Data records ::
______________________________
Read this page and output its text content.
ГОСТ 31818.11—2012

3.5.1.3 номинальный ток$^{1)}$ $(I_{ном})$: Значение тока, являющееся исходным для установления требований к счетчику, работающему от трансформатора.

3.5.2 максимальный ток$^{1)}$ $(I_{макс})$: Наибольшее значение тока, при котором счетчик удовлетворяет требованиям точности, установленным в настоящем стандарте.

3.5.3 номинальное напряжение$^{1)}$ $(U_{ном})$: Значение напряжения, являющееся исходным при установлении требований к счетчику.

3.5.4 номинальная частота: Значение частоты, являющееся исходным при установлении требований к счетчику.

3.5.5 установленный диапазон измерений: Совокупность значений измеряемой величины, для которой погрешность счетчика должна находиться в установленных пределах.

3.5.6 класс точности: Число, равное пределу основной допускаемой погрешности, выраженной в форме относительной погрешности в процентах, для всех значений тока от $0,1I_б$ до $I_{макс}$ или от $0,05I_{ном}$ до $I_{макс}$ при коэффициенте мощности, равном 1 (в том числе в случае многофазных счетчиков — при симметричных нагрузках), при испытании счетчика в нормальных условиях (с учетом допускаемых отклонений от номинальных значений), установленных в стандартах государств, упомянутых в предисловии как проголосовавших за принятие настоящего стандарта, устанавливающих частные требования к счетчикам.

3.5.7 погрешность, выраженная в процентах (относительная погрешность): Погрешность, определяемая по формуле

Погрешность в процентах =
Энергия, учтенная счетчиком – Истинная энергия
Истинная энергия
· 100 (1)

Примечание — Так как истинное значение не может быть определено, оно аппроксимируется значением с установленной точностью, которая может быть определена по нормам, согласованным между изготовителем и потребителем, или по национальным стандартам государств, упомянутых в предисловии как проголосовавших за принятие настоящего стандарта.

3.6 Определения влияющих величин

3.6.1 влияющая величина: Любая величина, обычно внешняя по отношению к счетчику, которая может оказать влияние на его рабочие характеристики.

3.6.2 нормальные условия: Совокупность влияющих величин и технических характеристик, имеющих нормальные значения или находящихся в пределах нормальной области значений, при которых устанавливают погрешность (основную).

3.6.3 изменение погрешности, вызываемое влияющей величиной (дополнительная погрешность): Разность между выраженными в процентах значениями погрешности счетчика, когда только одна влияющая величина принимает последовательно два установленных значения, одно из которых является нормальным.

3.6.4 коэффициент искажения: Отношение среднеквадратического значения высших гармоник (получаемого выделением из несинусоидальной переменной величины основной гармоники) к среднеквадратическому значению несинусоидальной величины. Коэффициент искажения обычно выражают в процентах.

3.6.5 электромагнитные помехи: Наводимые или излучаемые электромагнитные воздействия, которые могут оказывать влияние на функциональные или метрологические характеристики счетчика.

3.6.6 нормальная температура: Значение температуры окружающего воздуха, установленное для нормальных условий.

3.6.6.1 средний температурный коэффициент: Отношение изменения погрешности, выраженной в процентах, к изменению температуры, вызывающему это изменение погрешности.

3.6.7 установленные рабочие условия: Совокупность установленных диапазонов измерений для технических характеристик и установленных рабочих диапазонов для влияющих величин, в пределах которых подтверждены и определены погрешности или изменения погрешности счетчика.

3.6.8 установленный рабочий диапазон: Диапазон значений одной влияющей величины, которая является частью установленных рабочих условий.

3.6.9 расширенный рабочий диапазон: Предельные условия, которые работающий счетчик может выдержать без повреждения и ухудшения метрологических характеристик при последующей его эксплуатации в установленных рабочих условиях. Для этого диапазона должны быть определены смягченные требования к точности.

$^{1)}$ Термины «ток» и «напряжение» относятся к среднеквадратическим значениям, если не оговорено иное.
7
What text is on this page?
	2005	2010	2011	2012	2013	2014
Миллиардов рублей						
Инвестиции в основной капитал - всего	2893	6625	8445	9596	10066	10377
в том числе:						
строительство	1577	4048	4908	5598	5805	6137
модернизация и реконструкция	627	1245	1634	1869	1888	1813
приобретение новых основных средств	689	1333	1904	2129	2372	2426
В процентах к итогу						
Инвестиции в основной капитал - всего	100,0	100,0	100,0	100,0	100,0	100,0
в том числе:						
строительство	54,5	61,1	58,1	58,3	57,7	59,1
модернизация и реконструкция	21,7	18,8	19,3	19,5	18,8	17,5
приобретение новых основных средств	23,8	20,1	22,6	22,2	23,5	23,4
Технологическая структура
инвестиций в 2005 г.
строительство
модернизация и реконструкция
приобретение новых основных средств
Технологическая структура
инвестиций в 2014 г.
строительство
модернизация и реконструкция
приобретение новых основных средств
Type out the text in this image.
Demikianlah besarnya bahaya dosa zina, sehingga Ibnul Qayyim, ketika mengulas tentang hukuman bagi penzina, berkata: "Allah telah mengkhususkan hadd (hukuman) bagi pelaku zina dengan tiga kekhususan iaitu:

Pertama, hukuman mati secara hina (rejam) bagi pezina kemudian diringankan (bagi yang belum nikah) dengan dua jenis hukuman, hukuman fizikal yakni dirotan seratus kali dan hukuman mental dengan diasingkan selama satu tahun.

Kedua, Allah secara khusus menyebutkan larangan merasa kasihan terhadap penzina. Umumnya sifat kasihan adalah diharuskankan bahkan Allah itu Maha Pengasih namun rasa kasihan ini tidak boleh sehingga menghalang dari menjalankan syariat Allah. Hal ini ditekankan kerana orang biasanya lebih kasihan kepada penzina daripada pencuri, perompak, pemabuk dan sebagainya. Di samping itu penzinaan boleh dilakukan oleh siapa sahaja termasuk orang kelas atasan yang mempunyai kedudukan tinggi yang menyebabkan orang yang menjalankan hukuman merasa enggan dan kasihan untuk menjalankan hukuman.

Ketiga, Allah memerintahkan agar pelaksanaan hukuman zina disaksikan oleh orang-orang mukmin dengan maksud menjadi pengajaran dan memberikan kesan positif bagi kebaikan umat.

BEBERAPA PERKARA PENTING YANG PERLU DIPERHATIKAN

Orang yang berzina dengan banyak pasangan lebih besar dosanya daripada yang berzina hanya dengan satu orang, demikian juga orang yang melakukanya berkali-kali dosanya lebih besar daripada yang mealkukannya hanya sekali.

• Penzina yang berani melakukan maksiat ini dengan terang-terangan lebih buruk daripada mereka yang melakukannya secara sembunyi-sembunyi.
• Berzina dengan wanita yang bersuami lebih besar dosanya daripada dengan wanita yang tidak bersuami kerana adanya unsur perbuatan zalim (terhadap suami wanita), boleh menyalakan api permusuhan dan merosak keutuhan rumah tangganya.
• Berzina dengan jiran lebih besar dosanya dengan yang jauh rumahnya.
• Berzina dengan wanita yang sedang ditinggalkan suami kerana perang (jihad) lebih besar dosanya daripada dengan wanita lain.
______________________________
Written request :: Copy every single line of the material above that holds "основной".

Expected output ::
3.5.6 класс точности: Число, равное пределу основной допускаемой погрешности, выраженной в форме относительной погрешности в процентах, для всех значений тока от $0,1I_б$ до $I_{макс}$ или от $0,05I_{ном}$ до $I_{макс}$ при коэффициенте мощности, равном 1 (в том числе в случае многофазных счетчиков — при симметричных нагрузках), при испытании счетчика в нормальных условиях (с учетом допускаемых отклонений от номинальных значений), установленных в стандартах государств, упомянутых в предисловии как проголосовавших за принятие настоящего стандарта, устанавливающих частные требования к счетчикам.
3.6.4 коэффициент искажения: Отношение среднеквадратического значения высших гармоник (получаемого выделением из несинусоидальной переменной величины основной гармоники) к среднеквадратическому значению несинусоидальной величины. Коэффициент искажения обычно выражают в процентах.
Инвестиции в основной капитал - всего	2893	6625	8445	9596	10066	10377
Инвестиции в основной капитал - всего	100,0	100,0	100,0	100,0	100,0	100,0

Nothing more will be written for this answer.